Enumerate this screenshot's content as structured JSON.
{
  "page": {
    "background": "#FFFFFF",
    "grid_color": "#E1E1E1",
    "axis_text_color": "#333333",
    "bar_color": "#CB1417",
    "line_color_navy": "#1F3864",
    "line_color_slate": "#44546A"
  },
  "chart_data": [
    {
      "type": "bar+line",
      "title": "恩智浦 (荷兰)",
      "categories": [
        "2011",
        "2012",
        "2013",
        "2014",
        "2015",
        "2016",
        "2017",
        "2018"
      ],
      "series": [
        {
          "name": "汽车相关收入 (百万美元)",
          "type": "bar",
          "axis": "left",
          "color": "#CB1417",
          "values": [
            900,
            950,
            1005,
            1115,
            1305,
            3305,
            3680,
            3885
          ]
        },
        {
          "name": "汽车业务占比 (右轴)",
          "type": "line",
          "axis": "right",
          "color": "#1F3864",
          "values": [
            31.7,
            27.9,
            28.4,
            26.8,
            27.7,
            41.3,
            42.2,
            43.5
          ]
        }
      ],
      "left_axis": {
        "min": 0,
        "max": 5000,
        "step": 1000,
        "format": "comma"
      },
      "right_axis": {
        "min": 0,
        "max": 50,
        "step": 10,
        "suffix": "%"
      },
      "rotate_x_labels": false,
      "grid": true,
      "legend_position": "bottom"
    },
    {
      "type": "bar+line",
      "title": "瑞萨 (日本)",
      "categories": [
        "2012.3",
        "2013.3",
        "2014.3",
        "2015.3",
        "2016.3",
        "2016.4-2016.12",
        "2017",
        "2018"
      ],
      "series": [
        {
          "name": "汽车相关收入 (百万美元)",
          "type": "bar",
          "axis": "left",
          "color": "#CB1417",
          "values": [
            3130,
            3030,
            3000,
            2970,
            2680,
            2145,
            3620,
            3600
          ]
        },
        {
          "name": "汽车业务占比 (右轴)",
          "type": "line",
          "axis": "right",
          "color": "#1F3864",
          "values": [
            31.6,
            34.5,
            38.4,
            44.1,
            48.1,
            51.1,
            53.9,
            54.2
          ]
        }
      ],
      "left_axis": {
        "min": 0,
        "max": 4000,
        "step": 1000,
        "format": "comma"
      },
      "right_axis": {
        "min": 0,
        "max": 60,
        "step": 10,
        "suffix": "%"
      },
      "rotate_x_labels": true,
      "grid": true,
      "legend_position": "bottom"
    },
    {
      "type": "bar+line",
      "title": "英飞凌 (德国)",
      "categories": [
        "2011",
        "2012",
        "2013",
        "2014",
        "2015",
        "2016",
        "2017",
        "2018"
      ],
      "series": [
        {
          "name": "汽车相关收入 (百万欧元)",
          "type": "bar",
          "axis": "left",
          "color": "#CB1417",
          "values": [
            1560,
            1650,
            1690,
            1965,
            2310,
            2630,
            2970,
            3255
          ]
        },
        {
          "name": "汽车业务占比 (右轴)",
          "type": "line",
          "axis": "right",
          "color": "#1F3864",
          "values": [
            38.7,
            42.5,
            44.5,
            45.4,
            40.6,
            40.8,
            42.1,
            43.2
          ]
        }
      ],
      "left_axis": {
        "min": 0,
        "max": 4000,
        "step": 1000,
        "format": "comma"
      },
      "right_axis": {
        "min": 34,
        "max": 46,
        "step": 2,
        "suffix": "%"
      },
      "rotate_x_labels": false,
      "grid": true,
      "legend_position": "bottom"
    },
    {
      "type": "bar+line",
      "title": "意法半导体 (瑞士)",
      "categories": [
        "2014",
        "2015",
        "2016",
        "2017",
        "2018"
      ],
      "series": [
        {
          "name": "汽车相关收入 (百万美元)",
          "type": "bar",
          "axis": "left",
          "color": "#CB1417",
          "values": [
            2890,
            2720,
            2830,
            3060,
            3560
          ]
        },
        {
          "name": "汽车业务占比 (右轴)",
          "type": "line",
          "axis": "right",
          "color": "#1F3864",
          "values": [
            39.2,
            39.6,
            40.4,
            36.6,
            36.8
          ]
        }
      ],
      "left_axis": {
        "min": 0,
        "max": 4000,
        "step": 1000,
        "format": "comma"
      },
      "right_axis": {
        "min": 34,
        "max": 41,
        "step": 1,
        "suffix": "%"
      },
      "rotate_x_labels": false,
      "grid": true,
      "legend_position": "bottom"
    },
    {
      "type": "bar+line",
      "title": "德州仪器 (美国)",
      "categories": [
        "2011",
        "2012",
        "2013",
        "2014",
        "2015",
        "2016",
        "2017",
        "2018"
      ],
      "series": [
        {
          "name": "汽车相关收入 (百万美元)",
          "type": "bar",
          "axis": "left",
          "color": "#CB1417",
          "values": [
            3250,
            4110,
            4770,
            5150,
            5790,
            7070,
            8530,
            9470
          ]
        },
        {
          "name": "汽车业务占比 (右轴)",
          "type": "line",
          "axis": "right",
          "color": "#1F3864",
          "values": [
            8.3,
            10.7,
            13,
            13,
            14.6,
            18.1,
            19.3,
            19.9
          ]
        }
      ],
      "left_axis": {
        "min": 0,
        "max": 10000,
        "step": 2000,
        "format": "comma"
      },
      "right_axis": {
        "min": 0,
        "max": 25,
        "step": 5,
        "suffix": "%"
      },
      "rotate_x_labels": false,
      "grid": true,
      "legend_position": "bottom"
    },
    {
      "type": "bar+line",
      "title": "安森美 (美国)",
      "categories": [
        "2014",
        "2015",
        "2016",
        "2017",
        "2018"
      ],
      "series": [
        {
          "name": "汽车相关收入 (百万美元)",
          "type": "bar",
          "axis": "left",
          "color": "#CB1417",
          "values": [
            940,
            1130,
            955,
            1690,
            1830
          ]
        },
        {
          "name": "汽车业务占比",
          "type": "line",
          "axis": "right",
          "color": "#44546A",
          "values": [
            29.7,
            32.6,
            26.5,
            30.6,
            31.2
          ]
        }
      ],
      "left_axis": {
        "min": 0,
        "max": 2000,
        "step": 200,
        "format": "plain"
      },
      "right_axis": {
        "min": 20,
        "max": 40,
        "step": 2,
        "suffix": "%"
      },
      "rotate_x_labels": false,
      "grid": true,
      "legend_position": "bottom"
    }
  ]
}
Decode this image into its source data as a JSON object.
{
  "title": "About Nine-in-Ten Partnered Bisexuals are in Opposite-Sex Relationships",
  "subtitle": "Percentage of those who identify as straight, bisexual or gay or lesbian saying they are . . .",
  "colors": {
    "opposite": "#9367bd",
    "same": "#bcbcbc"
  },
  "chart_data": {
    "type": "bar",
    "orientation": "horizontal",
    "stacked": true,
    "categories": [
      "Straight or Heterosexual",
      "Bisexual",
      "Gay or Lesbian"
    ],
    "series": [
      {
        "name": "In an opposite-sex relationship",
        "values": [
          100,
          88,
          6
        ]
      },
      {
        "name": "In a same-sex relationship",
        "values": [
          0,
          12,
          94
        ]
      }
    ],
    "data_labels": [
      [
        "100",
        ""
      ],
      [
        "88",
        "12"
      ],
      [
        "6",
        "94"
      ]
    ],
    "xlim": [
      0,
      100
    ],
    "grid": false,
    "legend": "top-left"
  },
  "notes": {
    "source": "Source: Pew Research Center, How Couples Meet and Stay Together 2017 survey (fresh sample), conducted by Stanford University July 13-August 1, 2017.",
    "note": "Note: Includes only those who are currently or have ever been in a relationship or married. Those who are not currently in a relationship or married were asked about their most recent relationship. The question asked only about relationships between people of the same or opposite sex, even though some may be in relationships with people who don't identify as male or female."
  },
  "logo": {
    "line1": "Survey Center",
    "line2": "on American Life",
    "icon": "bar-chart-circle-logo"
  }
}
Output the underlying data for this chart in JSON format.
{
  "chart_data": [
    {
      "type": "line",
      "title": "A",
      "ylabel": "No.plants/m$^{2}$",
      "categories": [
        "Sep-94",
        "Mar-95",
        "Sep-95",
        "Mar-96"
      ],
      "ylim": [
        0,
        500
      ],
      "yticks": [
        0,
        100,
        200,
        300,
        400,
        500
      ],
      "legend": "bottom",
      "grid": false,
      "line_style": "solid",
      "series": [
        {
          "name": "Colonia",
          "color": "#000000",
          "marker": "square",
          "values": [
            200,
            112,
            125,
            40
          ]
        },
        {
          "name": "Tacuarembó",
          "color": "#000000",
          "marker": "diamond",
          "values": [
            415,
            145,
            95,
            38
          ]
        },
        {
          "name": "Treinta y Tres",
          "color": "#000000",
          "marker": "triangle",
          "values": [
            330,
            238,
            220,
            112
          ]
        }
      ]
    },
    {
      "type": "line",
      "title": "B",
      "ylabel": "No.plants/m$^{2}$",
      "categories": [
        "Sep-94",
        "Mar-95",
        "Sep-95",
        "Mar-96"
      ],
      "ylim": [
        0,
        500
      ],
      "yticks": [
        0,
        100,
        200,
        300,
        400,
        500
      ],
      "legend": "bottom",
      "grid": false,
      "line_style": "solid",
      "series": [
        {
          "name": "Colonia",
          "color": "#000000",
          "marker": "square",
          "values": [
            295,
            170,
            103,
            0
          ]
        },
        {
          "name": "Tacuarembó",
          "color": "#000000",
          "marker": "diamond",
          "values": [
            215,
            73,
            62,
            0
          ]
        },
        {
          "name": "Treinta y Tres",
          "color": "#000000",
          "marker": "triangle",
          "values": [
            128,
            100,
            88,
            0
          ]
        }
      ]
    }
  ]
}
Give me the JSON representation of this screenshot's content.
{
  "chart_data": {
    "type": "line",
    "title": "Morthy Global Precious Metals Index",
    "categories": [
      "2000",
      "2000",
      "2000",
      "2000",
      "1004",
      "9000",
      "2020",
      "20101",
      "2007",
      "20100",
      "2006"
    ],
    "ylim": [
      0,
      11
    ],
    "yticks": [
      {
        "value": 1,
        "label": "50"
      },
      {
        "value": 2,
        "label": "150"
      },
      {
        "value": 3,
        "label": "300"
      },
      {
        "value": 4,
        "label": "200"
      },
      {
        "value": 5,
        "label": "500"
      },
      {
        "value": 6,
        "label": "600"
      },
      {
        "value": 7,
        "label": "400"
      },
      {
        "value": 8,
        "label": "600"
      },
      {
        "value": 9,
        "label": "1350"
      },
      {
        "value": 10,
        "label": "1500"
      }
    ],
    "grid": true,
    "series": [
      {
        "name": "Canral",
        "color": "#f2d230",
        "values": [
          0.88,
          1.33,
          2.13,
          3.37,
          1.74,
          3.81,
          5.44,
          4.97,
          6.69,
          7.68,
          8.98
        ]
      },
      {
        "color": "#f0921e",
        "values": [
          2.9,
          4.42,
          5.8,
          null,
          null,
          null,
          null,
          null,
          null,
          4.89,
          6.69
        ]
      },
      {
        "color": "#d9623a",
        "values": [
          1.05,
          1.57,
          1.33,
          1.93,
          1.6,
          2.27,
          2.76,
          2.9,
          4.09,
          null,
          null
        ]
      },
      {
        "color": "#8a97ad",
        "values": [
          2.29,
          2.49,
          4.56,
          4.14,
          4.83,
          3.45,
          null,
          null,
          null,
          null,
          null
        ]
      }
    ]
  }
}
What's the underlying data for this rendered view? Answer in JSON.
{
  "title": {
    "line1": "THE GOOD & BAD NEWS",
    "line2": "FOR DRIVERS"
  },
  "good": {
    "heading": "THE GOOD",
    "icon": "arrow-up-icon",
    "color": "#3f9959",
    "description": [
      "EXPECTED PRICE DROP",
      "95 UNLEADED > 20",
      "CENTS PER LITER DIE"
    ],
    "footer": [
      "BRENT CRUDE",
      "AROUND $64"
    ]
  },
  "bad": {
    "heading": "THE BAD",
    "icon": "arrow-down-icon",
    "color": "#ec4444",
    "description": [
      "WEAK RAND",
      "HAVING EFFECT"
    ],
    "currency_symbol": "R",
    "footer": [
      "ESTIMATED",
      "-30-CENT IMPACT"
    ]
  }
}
•••
WHAT YOU WILL DO
Beginning at the line containing "What's the underlying", repeat each line exactly through the last line of the entries, and include no other lines.

CORRECT ANSWER
What's the underlying data for this rendered view? Answer in JSON.
{
  "title": {
    "line1": "THE GOOD & BAD NEWS",
    "line2": "FOR DRIVERS"
  },
  "good": {
    "heading": "THE GOOD",
    "icon": "arrow-up-icon",
    "color": "#3f9959",
    "description": [
      "EXPECTED PRICE DROP",
      "95 UNLEADED > 20",
      "CENTS PER LITER DIE"
    ],
    "footer": [
      "BRENT CRUDE",
      "AROUND $64"
    ]
  },
  "bad": {
    "heading": "THE BAD",
    "icon": "arrow-down-icon",
    "color": "#ec4444",
    "description": [
      "WEAK RAND",
      "HAVING EFFECT"
    ],
    "currency_symbol": "R",
    "footer": [
      "ESTIMATED",
      "-30-CENT IMPACT"
    ]
  }
}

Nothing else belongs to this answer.